BEGIN DATASET ROWS
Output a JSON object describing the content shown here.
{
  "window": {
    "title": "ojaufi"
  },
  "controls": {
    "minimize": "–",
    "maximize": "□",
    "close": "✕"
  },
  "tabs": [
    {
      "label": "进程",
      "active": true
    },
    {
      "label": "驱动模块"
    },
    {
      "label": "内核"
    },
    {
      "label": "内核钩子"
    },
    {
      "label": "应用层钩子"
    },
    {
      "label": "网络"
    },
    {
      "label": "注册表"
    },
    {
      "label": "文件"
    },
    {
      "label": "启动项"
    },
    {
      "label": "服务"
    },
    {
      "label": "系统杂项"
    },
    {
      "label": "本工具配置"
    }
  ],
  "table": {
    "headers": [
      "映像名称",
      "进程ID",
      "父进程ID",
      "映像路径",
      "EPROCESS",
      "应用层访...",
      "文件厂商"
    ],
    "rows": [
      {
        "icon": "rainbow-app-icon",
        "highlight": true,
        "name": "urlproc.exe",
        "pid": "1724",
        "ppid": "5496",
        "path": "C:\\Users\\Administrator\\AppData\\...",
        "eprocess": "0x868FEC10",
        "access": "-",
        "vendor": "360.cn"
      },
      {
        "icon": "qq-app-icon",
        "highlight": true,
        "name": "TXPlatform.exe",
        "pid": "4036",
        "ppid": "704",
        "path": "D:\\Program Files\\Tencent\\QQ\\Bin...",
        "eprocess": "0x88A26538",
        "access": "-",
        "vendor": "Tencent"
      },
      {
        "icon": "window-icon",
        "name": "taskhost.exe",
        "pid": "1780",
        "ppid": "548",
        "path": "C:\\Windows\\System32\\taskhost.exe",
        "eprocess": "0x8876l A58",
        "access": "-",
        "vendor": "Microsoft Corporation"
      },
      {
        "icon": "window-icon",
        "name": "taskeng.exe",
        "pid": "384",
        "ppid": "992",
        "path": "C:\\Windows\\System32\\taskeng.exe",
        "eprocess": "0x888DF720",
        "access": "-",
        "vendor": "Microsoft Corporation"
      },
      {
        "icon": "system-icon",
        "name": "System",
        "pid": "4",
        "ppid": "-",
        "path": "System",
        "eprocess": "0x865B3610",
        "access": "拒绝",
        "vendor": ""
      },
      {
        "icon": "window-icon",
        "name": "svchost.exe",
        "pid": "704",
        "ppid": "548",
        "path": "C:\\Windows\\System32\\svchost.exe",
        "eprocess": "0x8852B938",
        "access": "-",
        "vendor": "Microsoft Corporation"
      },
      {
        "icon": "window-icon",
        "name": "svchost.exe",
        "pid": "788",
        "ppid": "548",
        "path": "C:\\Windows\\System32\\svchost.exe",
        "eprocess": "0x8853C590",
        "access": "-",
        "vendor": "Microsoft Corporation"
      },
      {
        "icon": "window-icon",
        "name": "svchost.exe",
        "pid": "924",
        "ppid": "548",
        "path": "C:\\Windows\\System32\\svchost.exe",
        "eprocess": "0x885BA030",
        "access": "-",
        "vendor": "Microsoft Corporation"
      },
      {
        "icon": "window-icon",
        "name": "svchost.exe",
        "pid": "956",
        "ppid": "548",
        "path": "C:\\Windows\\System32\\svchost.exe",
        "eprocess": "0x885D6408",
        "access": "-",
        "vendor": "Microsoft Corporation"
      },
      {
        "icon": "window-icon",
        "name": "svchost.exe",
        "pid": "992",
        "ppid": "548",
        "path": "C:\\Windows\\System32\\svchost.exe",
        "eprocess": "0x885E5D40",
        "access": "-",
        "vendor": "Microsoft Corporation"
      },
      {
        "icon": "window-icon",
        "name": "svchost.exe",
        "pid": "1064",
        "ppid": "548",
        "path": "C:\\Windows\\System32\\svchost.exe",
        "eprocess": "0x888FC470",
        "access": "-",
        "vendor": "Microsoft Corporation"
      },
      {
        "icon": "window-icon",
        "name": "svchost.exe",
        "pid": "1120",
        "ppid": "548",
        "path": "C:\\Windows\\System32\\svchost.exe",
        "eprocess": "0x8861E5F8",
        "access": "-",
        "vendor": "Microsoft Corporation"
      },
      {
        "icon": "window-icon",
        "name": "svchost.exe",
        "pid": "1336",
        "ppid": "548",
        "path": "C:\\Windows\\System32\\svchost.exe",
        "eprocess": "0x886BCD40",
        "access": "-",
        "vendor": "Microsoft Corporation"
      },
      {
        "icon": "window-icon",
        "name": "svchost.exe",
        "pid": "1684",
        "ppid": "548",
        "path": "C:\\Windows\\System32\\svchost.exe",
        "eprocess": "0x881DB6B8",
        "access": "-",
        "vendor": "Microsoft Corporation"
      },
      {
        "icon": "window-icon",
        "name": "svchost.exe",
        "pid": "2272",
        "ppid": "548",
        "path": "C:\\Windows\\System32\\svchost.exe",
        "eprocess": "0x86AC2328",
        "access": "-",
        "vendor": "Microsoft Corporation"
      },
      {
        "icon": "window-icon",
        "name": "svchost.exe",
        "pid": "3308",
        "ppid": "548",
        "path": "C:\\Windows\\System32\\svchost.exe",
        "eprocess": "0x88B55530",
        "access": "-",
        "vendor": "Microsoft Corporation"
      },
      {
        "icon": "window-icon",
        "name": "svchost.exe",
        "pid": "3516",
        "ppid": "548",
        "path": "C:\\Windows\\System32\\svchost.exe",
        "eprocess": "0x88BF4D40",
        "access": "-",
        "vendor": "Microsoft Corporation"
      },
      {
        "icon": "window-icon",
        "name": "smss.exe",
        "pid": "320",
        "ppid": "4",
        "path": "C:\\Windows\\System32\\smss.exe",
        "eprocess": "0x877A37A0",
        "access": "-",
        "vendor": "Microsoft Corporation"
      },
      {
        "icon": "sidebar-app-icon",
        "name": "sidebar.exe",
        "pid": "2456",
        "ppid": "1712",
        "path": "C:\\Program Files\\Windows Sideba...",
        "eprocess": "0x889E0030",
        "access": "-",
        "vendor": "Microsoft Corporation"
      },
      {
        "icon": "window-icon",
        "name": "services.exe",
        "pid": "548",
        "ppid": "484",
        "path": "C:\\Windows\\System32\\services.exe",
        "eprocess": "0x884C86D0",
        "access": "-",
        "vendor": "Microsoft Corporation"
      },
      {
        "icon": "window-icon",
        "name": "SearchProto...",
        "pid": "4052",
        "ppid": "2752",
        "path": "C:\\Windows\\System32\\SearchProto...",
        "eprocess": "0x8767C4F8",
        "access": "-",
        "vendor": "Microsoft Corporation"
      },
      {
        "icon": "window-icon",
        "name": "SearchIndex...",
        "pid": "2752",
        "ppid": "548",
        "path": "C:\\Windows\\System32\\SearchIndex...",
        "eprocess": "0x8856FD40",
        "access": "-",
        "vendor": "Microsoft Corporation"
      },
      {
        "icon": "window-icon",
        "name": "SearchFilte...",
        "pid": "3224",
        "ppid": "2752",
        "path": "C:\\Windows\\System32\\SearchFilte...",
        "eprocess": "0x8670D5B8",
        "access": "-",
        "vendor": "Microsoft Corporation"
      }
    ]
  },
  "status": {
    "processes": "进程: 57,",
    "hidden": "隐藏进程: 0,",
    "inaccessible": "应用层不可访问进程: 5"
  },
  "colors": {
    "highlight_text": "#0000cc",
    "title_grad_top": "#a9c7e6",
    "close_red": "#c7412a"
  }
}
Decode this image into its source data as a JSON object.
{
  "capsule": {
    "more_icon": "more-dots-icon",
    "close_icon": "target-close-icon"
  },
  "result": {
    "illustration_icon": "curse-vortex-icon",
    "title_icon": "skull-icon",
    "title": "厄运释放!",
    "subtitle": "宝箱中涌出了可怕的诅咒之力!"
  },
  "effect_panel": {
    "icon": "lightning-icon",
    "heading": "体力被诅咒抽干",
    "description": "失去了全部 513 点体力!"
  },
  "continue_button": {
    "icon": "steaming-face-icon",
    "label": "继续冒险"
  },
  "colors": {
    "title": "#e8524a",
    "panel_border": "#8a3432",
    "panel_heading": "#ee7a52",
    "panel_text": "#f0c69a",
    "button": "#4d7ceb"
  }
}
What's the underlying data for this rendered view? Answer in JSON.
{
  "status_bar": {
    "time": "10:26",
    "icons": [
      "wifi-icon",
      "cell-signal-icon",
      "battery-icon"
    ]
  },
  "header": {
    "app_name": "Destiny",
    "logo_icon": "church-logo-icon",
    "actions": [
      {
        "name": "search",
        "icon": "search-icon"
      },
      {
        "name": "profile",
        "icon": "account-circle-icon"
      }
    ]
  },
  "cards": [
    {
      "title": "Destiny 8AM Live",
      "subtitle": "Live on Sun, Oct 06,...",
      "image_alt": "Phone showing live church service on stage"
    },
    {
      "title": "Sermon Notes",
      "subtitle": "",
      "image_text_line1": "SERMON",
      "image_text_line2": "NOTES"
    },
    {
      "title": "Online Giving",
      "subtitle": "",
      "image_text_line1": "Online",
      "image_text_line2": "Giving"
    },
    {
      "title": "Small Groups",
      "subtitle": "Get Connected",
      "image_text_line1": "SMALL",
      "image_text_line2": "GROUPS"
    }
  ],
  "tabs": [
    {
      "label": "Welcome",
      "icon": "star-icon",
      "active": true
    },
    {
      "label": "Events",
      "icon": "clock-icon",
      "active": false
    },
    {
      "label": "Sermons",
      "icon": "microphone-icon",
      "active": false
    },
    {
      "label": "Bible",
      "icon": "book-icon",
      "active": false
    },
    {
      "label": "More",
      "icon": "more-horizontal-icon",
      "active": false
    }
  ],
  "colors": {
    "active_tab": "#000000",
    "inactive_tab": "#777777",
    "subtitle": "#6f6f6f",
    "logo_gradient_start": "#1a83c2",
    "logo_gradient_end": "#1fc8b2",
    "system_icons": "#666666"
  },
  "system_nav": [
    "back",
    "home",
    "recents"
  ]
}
END DATASET ROWS
PROMPT
From the listing, copy every line where the string "JSON" appears.

PROBLEM SOLUTION
Output a JSON object describing the content shown here.
Decode this image into its source data as a JSON object.
What's the underlying data for this rendered view? Answer in JSON.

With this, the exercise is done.